Task description
Scan the records for the word "Константинов". Copy each line that includes it.

Listed entries
---
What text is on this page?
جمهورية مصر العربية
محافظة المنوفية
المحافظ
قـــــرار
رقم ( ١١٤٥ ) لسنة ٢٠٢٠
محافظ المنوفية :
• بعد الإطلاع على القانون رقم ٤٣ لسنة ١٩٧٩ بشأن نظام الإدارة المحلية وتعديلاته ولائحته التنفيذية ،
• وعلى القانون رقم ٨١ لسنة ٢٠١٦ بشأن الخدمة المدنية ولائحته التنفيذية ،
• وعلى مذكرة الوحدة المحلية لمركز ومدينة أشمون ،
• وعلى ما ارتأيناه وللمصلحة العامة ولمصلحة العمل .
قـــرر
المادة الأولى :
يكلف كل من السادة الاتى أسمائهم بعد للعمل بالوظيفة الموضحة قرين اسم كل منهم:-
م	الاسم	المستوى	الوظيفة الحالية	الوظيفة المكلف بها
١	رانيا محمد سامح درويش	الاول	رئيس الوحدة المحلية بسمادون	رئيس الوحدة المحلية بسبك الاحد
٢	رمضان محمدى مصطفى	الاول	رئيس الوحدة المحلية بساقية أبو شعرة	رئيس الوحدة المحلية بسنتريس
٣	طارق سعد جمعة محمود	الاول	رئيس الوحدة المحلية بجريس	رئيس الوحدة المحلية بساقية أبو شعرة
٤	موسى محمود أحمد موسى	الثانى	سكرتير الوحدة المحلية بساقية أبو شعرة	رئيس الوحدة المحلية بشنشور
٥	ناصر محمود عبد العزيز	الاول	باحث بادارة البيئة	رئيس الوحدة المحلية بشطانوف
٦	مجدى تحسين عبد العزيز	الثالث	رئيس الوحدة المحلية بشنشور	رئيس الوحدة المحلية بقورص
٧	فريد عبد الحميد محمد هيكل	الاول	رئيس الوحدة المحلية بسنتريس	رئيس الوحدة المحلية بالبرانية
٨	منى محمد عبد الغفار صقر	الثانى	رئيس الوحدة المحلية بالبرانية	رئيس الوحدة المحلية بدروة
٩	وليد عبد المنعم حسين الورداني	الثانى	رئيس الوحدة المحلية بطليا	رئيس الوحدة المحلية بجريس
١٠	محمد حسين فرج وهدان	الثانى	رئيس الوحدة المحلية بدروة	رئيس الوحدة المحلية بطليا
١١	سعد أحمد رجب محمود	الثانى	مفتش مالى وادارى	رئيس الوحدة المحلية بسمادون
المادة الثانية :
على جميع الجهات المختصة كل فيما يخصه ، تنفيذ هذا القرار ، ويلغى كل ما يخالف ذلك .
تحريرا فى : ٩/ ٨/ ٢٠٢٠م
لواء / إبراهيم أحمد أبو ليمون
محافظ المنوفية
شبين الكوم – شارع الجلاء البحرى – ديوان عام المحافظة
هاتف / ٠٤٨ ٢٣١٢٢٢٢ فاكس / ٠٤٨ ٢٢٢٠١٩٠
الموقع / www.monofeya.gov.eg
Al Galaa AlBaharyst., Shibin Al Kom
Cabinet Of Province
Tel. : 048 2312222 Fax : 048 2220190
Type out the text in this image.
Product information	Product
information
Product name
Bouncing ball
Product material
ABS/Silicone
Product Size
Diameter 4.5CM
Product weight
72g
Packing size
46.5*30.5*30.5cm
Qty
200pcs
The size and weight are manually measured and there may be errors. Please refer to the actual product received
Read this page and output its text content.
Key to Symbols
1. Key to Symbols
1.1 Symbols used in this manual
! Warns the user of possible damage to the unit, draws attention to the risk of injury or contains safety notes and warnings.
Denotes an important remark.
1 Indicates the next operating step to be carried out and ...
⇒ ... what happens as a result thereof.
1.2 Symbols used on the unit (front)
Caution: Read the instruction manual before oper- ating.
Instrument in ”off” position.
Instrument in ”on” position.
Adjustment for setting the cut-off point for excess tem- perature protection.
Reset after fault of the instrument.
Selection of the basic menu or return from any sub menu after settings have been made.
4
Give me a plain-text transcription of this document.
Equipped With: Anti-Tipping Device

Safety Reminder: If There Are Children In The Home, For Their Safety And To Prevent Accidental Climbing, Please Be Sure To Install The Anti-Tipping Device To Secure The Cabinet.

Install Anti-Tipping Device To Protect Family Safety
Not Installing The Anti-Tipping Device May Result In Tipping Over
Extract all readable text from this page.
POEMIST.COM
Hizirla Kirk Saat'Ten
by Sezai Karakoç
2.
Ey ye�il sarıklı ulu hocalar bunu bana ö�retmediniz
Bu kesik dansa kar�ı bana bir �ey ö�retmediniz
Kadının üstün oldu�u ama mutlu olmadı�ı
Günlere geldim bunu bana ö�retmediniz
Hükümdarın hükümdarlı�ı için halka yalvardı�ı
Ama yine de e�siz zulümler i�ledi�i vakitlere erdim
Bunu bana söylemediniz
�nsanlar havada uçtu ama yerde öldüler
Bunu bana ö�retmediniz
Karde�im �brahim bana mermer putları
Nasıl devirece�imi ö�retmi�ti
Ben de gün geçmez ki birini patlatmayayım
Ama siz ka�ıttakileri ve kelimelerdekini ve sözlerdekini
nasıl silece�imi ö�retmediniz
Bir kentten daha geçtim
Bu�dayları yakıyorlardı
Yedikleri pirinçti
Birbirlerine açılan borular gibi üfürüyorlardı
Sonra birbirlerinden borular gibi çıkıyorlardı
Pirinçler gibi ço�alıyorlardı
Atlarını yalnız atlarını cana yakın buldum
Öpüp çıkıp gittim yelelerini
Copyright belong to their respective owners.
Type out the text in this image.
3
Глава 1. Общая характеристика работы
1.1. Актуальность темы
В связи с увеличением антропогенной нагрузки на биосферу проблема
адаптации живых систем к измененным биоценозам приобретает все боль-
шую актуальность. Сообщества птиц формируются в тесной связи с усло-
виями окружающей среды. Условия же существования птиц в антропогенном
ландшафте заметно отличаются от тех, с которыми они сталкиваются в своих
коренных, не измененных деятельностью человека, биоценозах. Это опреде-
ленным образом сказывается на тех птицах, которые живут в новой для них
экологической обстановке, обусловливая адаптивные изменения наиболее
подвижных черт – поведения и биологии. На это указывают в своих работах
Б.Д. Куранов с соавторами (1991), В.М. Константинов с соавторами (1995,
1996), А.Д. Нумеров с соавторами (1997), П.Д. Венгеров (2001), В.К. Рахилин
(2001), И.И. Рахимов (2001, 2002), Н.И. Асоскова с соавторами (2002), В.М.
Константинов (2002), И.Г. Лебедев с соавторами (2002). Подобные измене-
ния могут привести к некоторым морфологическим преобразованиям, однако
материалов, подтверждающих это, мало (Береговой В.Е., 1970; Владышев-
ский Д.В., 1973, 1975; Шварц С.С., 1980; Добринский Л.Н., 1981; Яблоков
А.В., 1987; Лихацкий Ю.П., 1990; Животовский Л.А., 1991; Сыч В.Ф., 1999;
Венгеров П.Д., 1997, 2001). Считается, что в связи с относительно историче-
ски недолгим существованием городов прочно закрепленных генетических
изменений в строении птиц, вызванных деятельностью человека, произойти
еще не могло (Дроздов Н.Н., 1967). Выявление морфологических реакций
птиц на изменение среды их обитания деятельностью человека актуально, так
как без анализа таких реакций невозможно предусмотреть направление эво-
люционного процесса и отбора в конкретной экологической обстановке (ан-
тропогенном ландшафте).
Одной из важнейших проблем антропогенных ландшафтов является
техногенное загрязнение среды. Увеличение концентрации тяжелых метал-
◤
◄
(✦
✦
---
Completed exercise
Б.Д. Куранов с соавторами (1991), В.М. Константинов с соавторами (1995,
Константинов (2002), И.Г. Лебедев с соавторами (2002). Подобные измене-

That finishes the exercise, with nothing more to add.